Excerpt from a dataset

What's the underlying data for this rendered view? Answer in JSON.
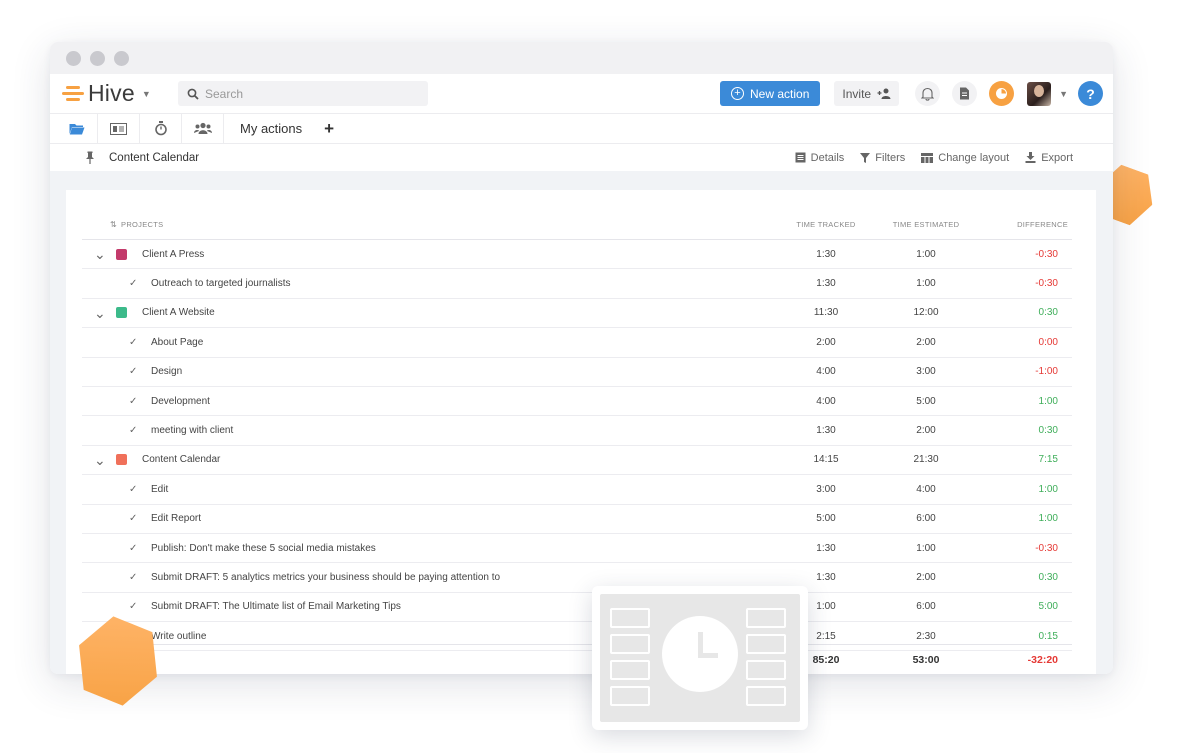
{
  "app": {
    "brand": "Hive",
    "search_placeholder": "Search",
    "new_action_label": "New action",
    "invite_label": "Invite",
    "help_label": "?"
  },
  "tabs": {
    "active_label": "My actions"
  },
  "toolbar": {
    "title": "Content Calendar",
    "details": "Details",
    "filters": "Filters",
    "change_layout": "Change layout",
    "export": "Export"
  },
  "table": {
    "headers": {
      "projects": "PROJECTS",
      "tracked": "TIME TRACKED",
      "estimated": "TIME ESTIMATED",
      "difference": "DIFFERENCE"
    },
    "rows": [
      {
        "type": "project",
        "name": "Client A Press",
        "color": "#c33a6b",
        "tracked": "1:30",
        "estimated": "1:00",
        "difference": "-0:30",
        "status": "neg"
      },
      {
        "type": "task",
        "name": "Outreach to targeted journalists",
        "tracked": "1:30",
        "estimated": "1:00",
        "difference": "-0:30",
        "status": "neg"
      },
      {
        "type": "project",
        "name": "Client A Website",
        "color": "#3cba8a",
        "tracked": "11:30",
        "estimated": "12:00",
        "difference": "0:30",
        "status": "pos"
      },
      {
        "type": "task",
        "name": "About Page",
        "tracked": "2:00",
        "estimated": "2:00",
        "difference": "0:00",
        "status": "neg"
      },
      {
        "type": "task",
        "name": "Design",
        "tracked": "4:00",
        "estimated": "3:00",
        "difference": "-1:00",
        "status": "neg"
      },
      {
        "type": "task",
        "name": "Development",
        "tracked": "4:00",
        "estimated": "5:00",
        "difference": "1:00",
        "status": "pos"
      },
      {
        "type": "task",
        "name": "meeting with client",
        "tracked": "1:30",
        "estimated": "2:00",
        "difference": "0:30",
        "status": "pos"
      },
      {
        "type": "project",
        "name": "Content Calendar",
        "color": "#f0705a",
        "tracked": "14:15",
        "estimated": "21:30",
        "difference": "7:15",
        "status": "pos"
      },
      {
        "type": "task",
        "name": "Edit",
        "tracked": "3:00",
        "estimated": "4:00",
        "difference": "1:00",
        "status": "pos"
      },
      {
        "type": "task",
        "name": "Edit Report",
        "tracked": "5:00",
        "estimated": "6:00",
        "difference": "1:00",
        "status": "pos"
      },
      {
        "type": "task",
        "name": "Publish: Don't make these 5 social media mistakes",
        "tracked": "1:30",
        "estimated": "1:00",
        "difference": "-0:30",
        "status": "neg"
      },
      {
        "type": "task",
        "name": "Submit DRAFT: 5 analytics metrics your business should be paying attention to",
        "tracked": "1:30",
        "estimated": "2:00",
        "difference": "0:30",
        "status": "pos"
      },
      {
        "type": "task",
        "name": "Submit DRAFT: The Ultimate list of Email Marketing Tips",
        "tracked": "1:00",
        "estimated": "6:00",
        "difference": "5:00",
        "status": "pos"
      },
      {
        "type": "task",
        "name": "Write outline",
        "tracked": "2:15",
        "estimated": "2:30",
        "difference": "0:15",
        "status": "pos"
      }
    ],
    "totals": {
      "tracked": "85:20",
      "estimated": "53:00",
      "difference": "-32:20"
    }
  },
  "colors": {
    "accent": "#3b8ad8",
    "brand_orange": "#f7a142",
    "negative": "#e53935",
    "positive": "#3fae5a"
  }
}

Problem requirements » All of the material above is to be copied exactly, except for its images.

Exercise answer »
What's the underlying data for this rendered view? Answer in JSON.
{
  "app": {
    "brand": "Hive",
    "search_placeholder": "Search",
    "new_action_label": "New action",
    "invite_label": "Invite",
    "help_label": "?"
  },
  "tabs": {
    "active_label": "My actions"
  },
  "toolbar": {
    "title": "Content Calendar",
    "details": "Details",
    "filters": "Filters",
    "change_layout": "Change layout",
    "export": "Export"
  },
  "table": {
    "headers": {
      "projects": "PROJECTS",
      "tracked": "TIME TRACKED",
      "estimated": "TIME ESTIMATED",
      "difference": "DIFFERENCE"
    },
    "rows": [
      {
        "type": "project",
        "name": "Client A Press",
        "color": "#c33a6b",
        "tracked": "1:30",
        "estimated": "1:00",
        "difference": "-0:30",
        "status": "neg"
      },
      {
        "type": "task",
        "name": "Outreach to targeted journalists",
        "tracked": "1:30",
        "estimated": "1:00",
        "difference": "-0:30",
        "status": "neg"
      },
      {
        "type": "project",
        "name": "Client A Website",
        "color": "#3cba8a",
        "tracked": "11:30",
        "estimated": "12:00",
        "difference": "0:30",
        "status": "pos"
      },
      {
        "type": "task",
        "name": "About Page",
        "tracked": "2:00",
        "estimated": "2:00",
        "difference": "0:00",
        "status": "neg"
      },
      {
        "type": "task",
        "name": "Design",
        "tracked": "4:00",
        "estimated": "3:00",
        "difference": "-1:00",
        "status": "neg"
      },
      {
        "type": "task",
        "name": "Development",
        "tracked": "4:00",
        "estimated": "5:00",
        "difference": "1:00",
        "status": "pos"
      },
      {
        "type": "task",
        "name": "meeting with client",
        "tracked": "1:30",
        "estimated": "2:00",
        "difference": "0:30",
        "status": "pos"
      },
      {
        "type": "project",
        "name": "Content Calendar",
        "color": "#f0705a",
        "tracked": "14:15",
        "estimated": "21:30",
        "difference": "7:15",
        "status": "pos"
      },
      {
        "type": "task",
        "name": "Edit",
        "tracked": "3:00",
        "estimated": "4:00",
        "difference": "1:00",
        "status": "pos"
      },
      {
        "type": "task",
        "name": "Edit Report",
        "tracked": "5:00",
        "estimated": "6:00",
        "difference": "1:00",
        "status": "pos"
      },
      {
        "type": "task",
        "name": "Publish: Don't make these 5 social media mistakes",
        "tracked": "1:30",
        "estimated": "1:00",
        "difference": "-0:30",
        "status": "neg"
      },
      {
        "type": "task",
        "name": "Submit DRAFT: 5 analytics metrics your business should be paying attention to",
        "tracked": "1:30",
        "estimated": "2:00",
        "difference": "0:30",
        "status": "pos"
      },
      {
        "type": "task",
        "name": "Submit DRAFT: The Ultimate list of Email Marketing Tips",
        "tracked": "1:00",
        "estimated": "6:00",
        "difference": "5:00",
        "status": "pos"
      },
      {
        "type": "task",
        "name": "Write outline",
        "tracked": "2:15",
        "estimated": "2:30",
        "difference": "0:15",
        "status": "pos"
      }
    ],
    "totals": {
      "tracked": "85:20",
      "estimated": "53:00",
      "difference": "-32:20"
    }
  },
  "colors": {
    "accent": "#3b8ad8",
    "brand_orange": "#f7a142",
    "negative": "#e53935",
    "positive": "#3fae5a"
  }
}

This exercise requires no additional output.